- [TASK DIRECTIONS] All of the data must be printed exactly; please include every line.

- [THE DATA]
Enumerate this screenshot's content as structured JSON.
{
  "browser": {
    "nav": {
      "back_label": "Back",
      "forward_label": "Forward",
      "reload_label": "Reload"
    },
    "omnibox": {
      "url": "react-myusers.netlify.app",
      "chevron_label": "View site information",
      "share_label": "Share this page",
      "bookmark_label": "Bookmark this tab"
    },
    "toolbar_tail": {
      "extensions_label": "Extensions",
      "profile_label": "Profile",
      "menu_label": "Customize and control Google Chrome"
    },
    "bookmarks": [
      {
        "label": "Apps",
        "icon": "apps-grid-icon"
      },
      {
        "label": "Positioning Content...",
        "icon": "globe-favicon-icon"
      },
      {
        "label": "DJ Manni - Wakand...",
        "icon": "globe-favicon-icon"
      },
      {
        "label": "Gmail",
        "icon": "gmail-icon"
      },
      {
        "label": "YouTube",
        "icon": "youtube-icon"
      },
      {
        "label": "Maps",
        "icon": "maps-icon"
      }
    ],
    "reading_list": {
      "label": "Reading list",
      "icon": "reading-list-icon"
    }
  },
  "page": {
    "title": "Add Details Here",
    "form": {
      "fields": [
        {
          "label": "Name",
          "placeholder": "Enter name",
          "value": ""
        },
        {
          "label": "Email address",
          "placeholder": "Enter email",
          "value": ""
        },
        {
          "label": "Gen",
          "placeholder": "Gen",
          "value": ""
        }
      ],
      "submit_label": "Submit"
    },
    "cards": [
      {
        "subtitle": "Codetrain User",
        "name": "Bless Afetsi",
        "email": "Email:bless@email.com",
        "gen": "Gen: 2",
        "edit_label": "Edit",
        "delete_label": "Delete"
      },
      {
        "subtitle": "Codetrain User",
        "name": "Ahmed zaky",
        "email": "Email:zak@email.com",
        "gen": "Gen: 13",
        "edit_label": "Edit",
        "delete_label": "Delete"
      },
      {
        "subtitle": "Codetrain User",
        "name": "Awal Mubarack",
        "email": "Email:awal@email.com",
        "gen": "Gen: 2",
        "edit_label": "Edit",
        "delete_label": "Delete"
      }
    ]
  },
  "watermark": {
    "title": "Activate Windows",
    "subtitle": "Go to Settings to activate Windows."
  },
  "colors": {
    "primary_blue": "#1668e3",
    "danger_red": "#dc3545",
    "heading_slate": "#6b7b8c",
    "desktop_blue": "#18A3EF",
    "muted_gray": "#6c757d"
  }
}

- [RESPONSE BELOW]
Enumerate this screenshot's content as structured JSON.
{
  "browser": {
    "nav": {
      "back_label": "Back",
      "forward_label": "Forward",
      "reload_label": "Reload"
    },
    "omnibox": {
      "url": "react-myusers.netlify.app",
      "chevron_label": "View site information",
      "share_label": "Share this page",
      "bookmark_label": "Bookmark this tab"
    },
    "toolbar_tail": {
      "extensions_label": "Extensions",
      "profile_label": "Profile",
      "menu_label": "Customize and control Google Chrome"
    },
    "bookmarks": [
      {
        "label": "Apps",
        "icon": "apps-grid-icon"
      },
      {
        "label": "Positioning Content...",
        "icon": "globe-favicon-icon"
      },
      {
        "label": "DJ Manni - Wakand...",
        "icon": "globe-favicon-icon"
      },
      {
        "label": "Gmail",
        "icon": "gmail-icon"
      },
      {
        "label": "YouTube",
        "icon": "youtube-icon"
      },
      {
        "label": "Maps",
        "icon": "maps-icon"
      }
    ],
    "reading_list": {
      "label": "Reading list",
      "icon": "reading-list-icon"
    }
  },
  "page": {
    "title": "Add Details Here",
    "form": {
      "fields": [
        {
          "label": "Name",
          "placeholder": "Enter name",
          "value": ""
        },
        {
          "label": "Email address",
          "placeholder": "Enter email",
          "value": ""
        },
        {
          "label": "Gen",
          "placeholder": "Gen",
          "value": ""
        }
      ],
      "submit_label": "Submit"
    },
    "cards": [
      {
        "subtitle": "Codetrain User",
        "name": "Bless Afetsi",
        "email": "Email:bless@email.com",
        "gen": "Gen: 2",
        "edit_label": "Edit",
        "delete_label": "Delete"
      },
      {
        "subtitle": "Codetrain User",
        "name": "Ahmed zaky",
        "email": "Email:zak@email.com",
        "gen": "Gen: 13",
        "edit_label": "Edit",
        "delete_label": "Delete"
      },
      {
        "subtitle": "Codetrain User",
        "name": "Awal Mubarack",
        "email": "Email:awal@email.com",
        "gen": "Gen: 2",
        "edit_label": "Edit",
        "delete_label": "Delete"
      }
    ]
  },
  "watermark": {
    "title": "Activate Windows",
    "subtitle": "Go to Settings to activate Windows."
  },
  "colors": {
    "primary_blue": "#1668e3",
    "danger_red": "#dc3545",
    "heading_slate": "#6b7b8c",
    "desktop_blue": "#18A3EF",
    "muted_gray": "#6c757d"
  }
}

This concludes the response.